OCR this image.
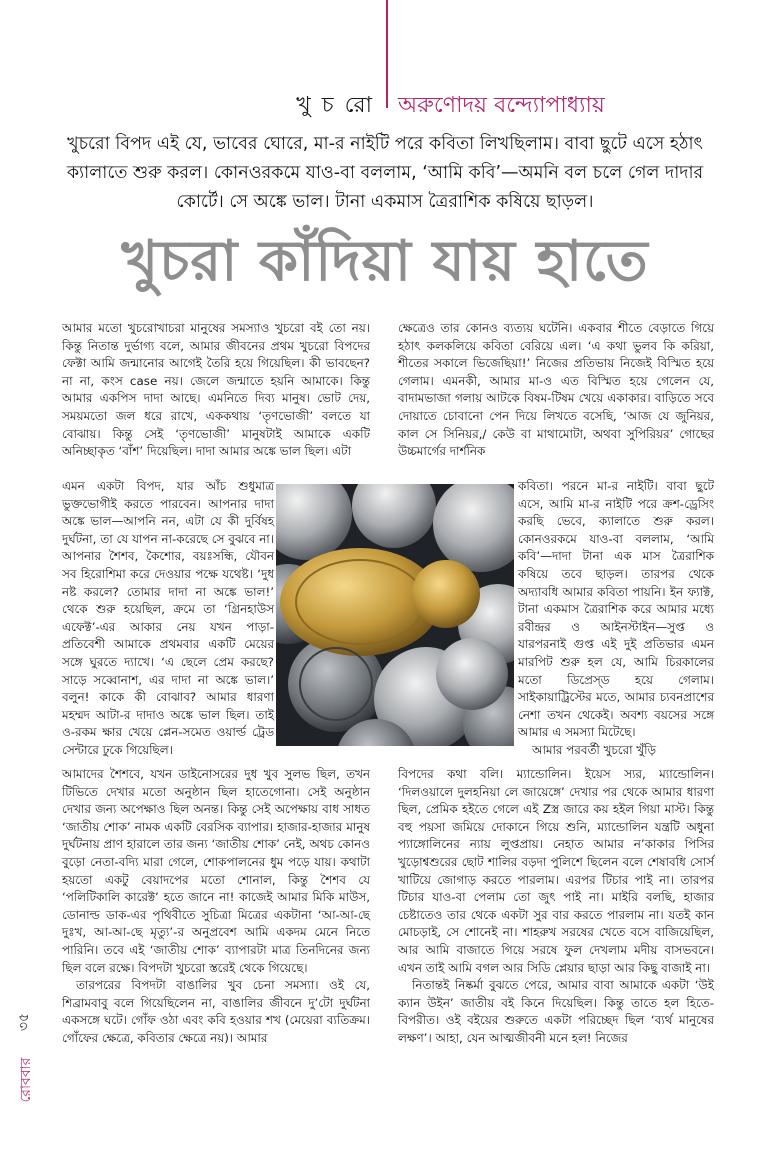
খু চ রো অরুণোদয় বন্দ্যোপাধ্যায়
খুচরো বিপদ এই যে, ভাবের ঘোরে, মা-র নাইটি পরে কবিতা লিখছিলাম। বাবা ছুটে এসে হঠাৎ ক্যালাতে শুরু করল। কোনওরকমে যাও-বা বললাম, ‘আমি কবি’—অমনি বল চলে গেল দাদার কোর্টে। সে অঙ্কে ভাল। টানা একমাস ত্রৈরাশিক কষিয়ে ছাড়ল।
খুচরা কাঁদিয়া যায় হাতে

আমার মতো খুচরোখাচরা মানুষের সমস্যাও খুচরো বই তো নয়। কিন্তু নিতান্ত দুর্ভাগ্য বলে, আমার জীবনের প্রথম খুচরো বিপদের ফেক্টা আমি জন্মানোর আগেই তৈরি হয়ে গিয়েছিল। কী ভাবছেন? না না, কংস case নয়। জেলে জন্মাতে হয়নি আমাকে। কিন্তু আমার একপিস দাদা আছে। এমনিতে দিব্য মানুষ। ভোট দেয়, সময়মতো জল ধরে রাখে, এককথায় ‘তৃণভোজী’ বলতে যা বোঝায়। কিন্তু সেই ‘তৃণভোজী’ মানুষটাই আমাকে একটি অনিচ্ছাকৃত ‘বাঁশ’ দিয়েছিল। দাদা আমার অঙ্কে ভাল ছিল। এটা

এমন একটা বিপদ, যার আঁচ শুধুমাত্র ভুক্তভোগীই করতে পারবেন। আপনার দাদা অঙ্কে ভাল—আপনি নন, এটা যে কী দুর্বিষহ দুর্ঘটনা, তা যে যাপন না-করেছে সে বুঝবে না। আপনার শৈশব, কৈশোর, বয়ঃসন্ধি, যৌবন সব হিরোশিমা করে দেওয়ার পক্ষে যথেষ্ট। ‘দুধ নষ্ট করলে? তোমার দাদা না অঙ্কে ভাল!’ থেকে শুরু হয়েছিল, ক্রমে তা ‘গ্রিনহাউস এফেক্ট’-এর আকার নেয় যখন পাড়া-প্রতিবেশী আমাকে প্রথমবার একটি মেয়ের সঙ্গে ঘুরতে দ্যাখে। ‘এ ছেলে প্রেম করছে? সাড়ে সব্বোনাশ, এর দাদা না অঙ্কে ভাল।’ বলুন! কাকে কী বোঝাব? আমার ধারণা মহম্মদ আটা-র দাদাও অঙ্কে ভাল ছিল। তাই ও-রকম ক্ষার খেয়ে প্লেন-সমেত ওয়ার্ল্ড ট্রেড সেন্টারে ঢুকে গিয়েছিল।

আমাদের শৈশবে, যখন ডাইনোসরের দুধ খুব সুলভ ছিল, তখন টিভিতে দেখার মতো অনুষ্ঠান ছিল হাতেগোনা। সেই অনুষ্ঠান দেখার জন্য অপেক্ষাও ছিল অনন্ত। কিন্তু সেই অপেক্ষায় বাধ সাধত ‘জাতীয় শোক’ নামক একটি বেরসিক ব্যাপার। হাজার-হাজার মানুষ দুর্ঘটনায় প্রাণ হারালে তার জন্য ‘জাতীয় শোক’ নেই, অথচ কোনও বুড়ো নেতা-বদ্যি মারা গেলে, শোকপালনের ধুম পড়ে যায়। কথাটা হয়তো একটু বেয়াদপের মতো শোনাল, কিন্তু শৈশব যে ‘পলিটিকালি কারেক্ট’ হতে জানে না! কাজেই আমার মিকি মাউস, ডোনাল্ড ডাক-এর পৃথিবীতে সুচিত্রা মিত্রের একটানা ‘আ-আ-ছে দুঃখ, আ-আ-ছে মৃত্যু’-র অনুপ্রবেশ আমি একদম মেনে নিতে পারিনি। তবে এই ‘জাতীয় শোক’ ব্যাপারটা মাত্র তিনদিনের জন্য ছিল বলে রক্ষে। বিপদটা খুচরো স্তরেই থেকে গিয়েছে।
তারপরের বিপদটা বাঙালির খুব চেনা সমস্যা। ওই যে, শিব্রামবাবু বলে গিয়েছিলেন না, বাঙালির জীবনে দু’টো দুর্ঘটনা একসঙ্গে ঘটে। গোঁফ ওঠা এবং কবি হওয়ার শখ (মেয়েরা ব্যতিক্রম। গোঁফের ক্ষেত্রে, কবিতার ক্ষেত্রে নয়)। আমার

ক্ষেত্রেও তার কোনও ব্যত্যয় ঘটেনি। একবার শীতে বেড়াতে গিয়ে হঠাৎ কলকলিয়ে কবিতা বেরিয়ে এল। ‘এ কথা ভুলব কি করিয়া, শীতের সকালে ভিজেছিয়া!’ নিজের প্রতিভায় নিজেই বিস্মিত হয়ে গেলাম। এমনকী, আমার মা-ও এত বিস্মিত হয়ে গেলেন যে, বাদামভাজা গলায় আটকে বিষম-টিষম খেয়ে একাকার। বাড়িতে সবে দোয়াতে চোবানো পেন দিয়ে লিখতে বসেছি, ‘আজ যে জুনিয়র, কাল সে সিনিয়র,/ কেউ বা মাথামোটা, অথবা সুপিরিয়র’ গোছের উচ্চমার্গের দার্শনিক

কবিতা। পরনে মা-র নাইটি। বাবা ছুটে এসে, আমি মা-র নাইটি পরে ক্রশ-ড্রেসিং করছি ভেবে, ক্যালাতে শুরু করল। কোনওরকমে যাও-বা বললাম, ‘আমি কবি’—দাদা টানা এক মাস ত্রৈরাশিক কষিয়ে তবে ছাড়ল। তারপর থেকে অদ্যাবধি আমার কবিতা পায়নি। ইন ফ্যাক্ট, টানা একমাস ত্রৈরাশিক করে আমার মধ্যে রবীন্দ্রর ও আইনস্টাইন—সুপ্ত ও যারপরনাই গুপ্ত এই দুই প্রতিভার এমন মারপিট শুরু হল যে, আমি চিরকালের মতো ডিপ্রেস্‌ড হয়ে গেলাম। সাইকায়াট্রিস্টের মতে, আমার চ্যবনপ্রাশের নেশা তখন থেকেই। অবশ্য বয়সের সঙ্গে আমার এ সমস্যা মিটেছে।
আমার পরবর্তী খুচরো খুঁড়ি

বিপদের কথা বলি। ম্যান্ডোলিন। ইয়েস স্যর, ম্যান্ডোলিন। ‘দিলওয়ালে দুলহনিয়া লে জায়েঙ্গে’ দেখার পর থেকে আমার ধারণা ছিল, প্রেমিক হইতে গেলে এই Zস্ত্র জারে কয় হইল গিয়া মাস্ট। কিন্তু বহু পয়সা জমিয়ে দোকানে গিয়ে শুনি, ম্যান্ডোলিন যন্ত্রটি অধুনা প্যাঙ্গোলিনের ন্যায় লুপ্তপ্রায়। নেহাত আমার ন’কাকার পিসির খুড়োশ্বশুরের ছোট শালির বড়দা পুলিশে ছিলেন বলে শেষাবধি সোর্স খাটিয়ে জোগাড় করতে পারলাম। এরপর টিচার পাই না। তারপর টিচার যাও-বা পেলাম তো জুৎ পাই না। মাইরি বলছি, হাজার চেষ্টাতেও তার থেকে একটা সুর বার করতে পারলাম না। যতই কান মোচড়াই, সে শোনেই না। শাহরুখ সরষের খেতে বসে বাজিয়েছিল, আর আমি বাজাতে গিয়ে সরষে ফুল দেখলাম মদীয় বাসভবনে। এখন তাই আমি বগল আর সিডি প্লেয়ার ছাড়া আর কিছু বাজাই না।
নিতান্তই নিষ্কর্মা বুঝতে পেরে, আমার বাবা আমাকে একটা ‘উই ক্যান উইন’ জাতীয় বই কিনে দিয়েছিল। কিন্তু তাতে হল হিতে-বিপরীত। ওই বইয়ের শুরুতে একটা পরিচ্ছেদ ছিল ‘ব্যর্থ মানুষের লক্ষণ’। আহা, যেন আত্মজীবনী মনে হল! নিজের

৩৫
রোববার
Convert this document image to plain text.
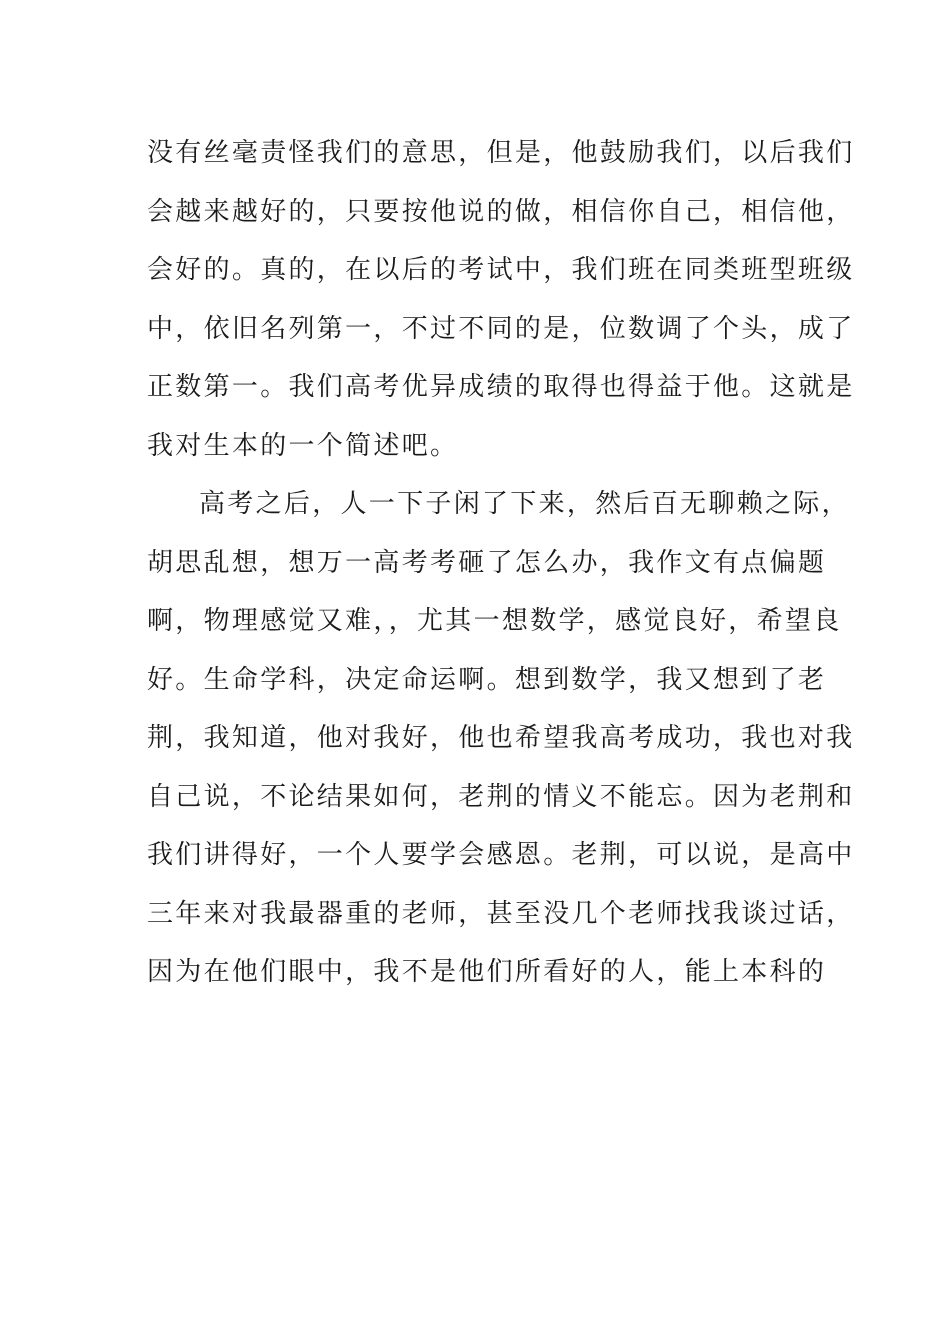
没有丝毫责怪我们的意思，但是，他鼓励我们，以后我们
会越来越好的，只要按他说的做，相信你自己，相信他，
会好的。真的，在以后的考试中，我们班在同类班型班级
中，依旧名列第一，不过不同的是，位数调了个头，成了
正数第一。我们高考优异成绩的取得也得益于他。这就是
我对生本的一个简述吧。
高考之后，人一下子闲了下来，然后百无聊赖之际，
胡思乱想，想万一高考考砸了怎么办，我作文有点偏题
啊，物理感觉又难，，尤其一想数学，感觉良好，希望良
好。生命学科，决定命运啊。想到数学，我又想到了老
荆，我知道，他对我好，他也希望我高考成功，我也对我
自己说，不论结果如何，老荆的情义不能忘。因为老荆和
我们讲得好，一个人要学会感恩。老荆，可以说，是高中
三年来对我最器重的老师，甚至没几个老师找我谈过话，
因为在他们眼中，我不是他们所看好的人，能上本科的
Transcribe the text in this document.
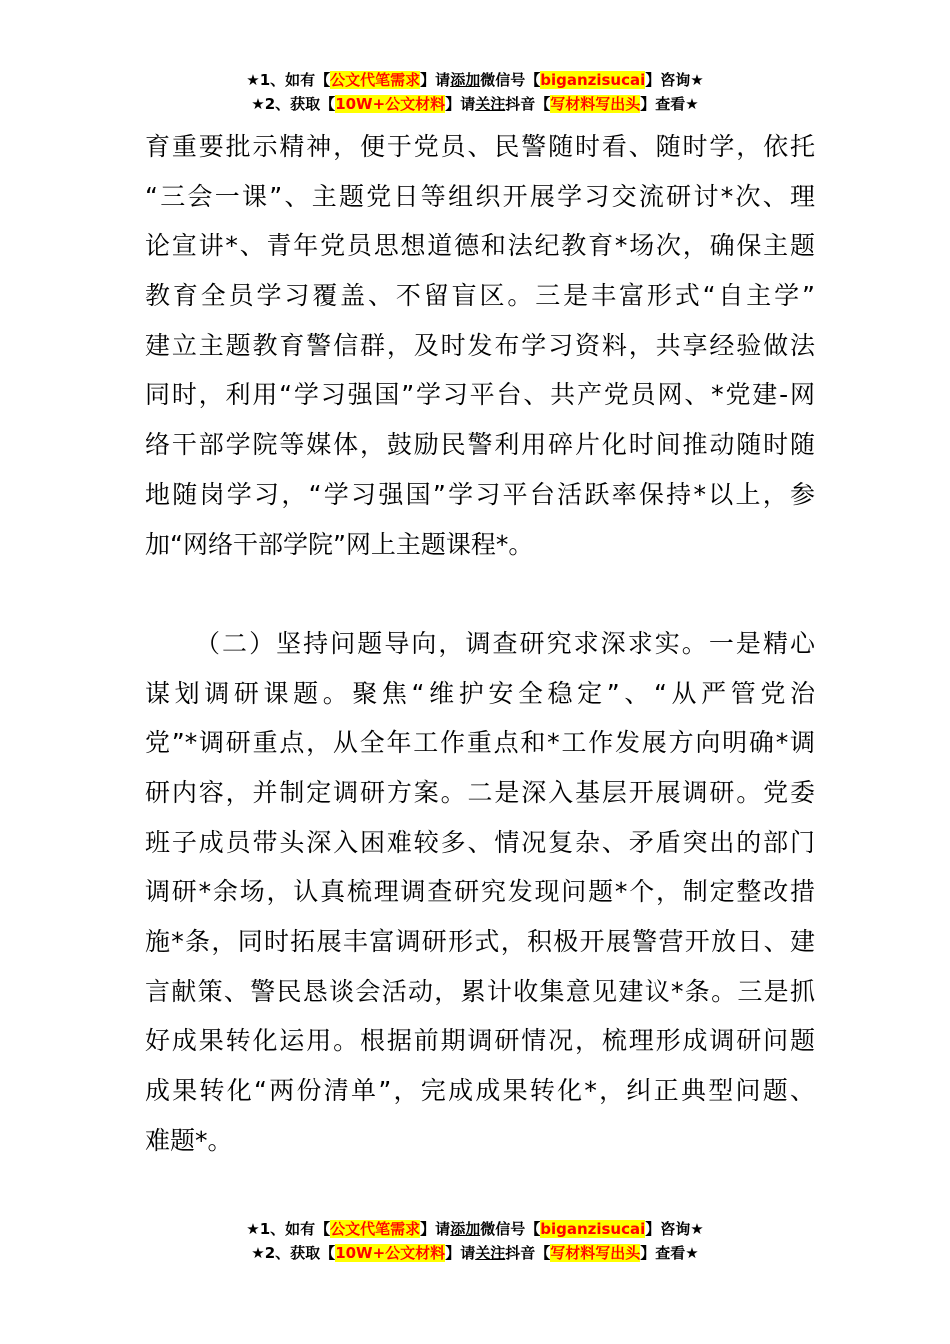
★1、如有【公文代笔需求】请添加微信号【biganzisucai】咨询★
★2、获取【10W+公文材料】请关注抖音【写材料写出头】查看★
育重要批示精神，便于党员、民警随时看、随时学，依托
“三会一课”、主题党日等组织开展学习交流研讨*次、理
论宣讲*、青年党员思想道德和法纪教育*场次，确保主题
教育全员学习覆盖、不留盲区。三是丰富形式“自主学”
建立主题教育警信群，及时发布学习资料，共享经验做法
同时，利用“学习强国”学习平台、共产党员网、*党建-网
络干部学院等媒体，鼓励民警利用碎片化时间推动随时随
地随岗学习，“学习强国”学习平台活跃率保持*以上，参
加“网络干部学院”网上主题课程*。
（二）坚持问题导向，调查研究求深求实。一是精心
谋划调研课题。聚焦“维护安全稳定”、“从严管党治
党”*调研重点，从全年工作重点和*工作发展方向明确*调
研内容，并制定调研方案。二是深入基层开展调研。党委
班子成员带头深入困难较多、情况复杂、矛盾突出的部门
调研*余场，认真梳理调查研究发现问题*个，制定整改措
施*条，同时拓展丰富调研形式，积极开展警营开放日、建
言献策、警民恳谈会活动，累计收集意见建议*条。三是抓
好成果转化运用。根据前期调研情况，梳理形成调研问题
成果转化“两份清单”，完成成果转化*，纠正典型问题、
难题*。
★1、如有【公文代笔需求】请添加微信号【biganzisucai】咨询★
★2、获取【10W+公文材料】请关注抖音【写材料写出头】查看★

▸ Work to complete
Using the records above, copy each line that contains "image".

▸ Answer to this problem
OCR this image.
Convert this document image to plain text.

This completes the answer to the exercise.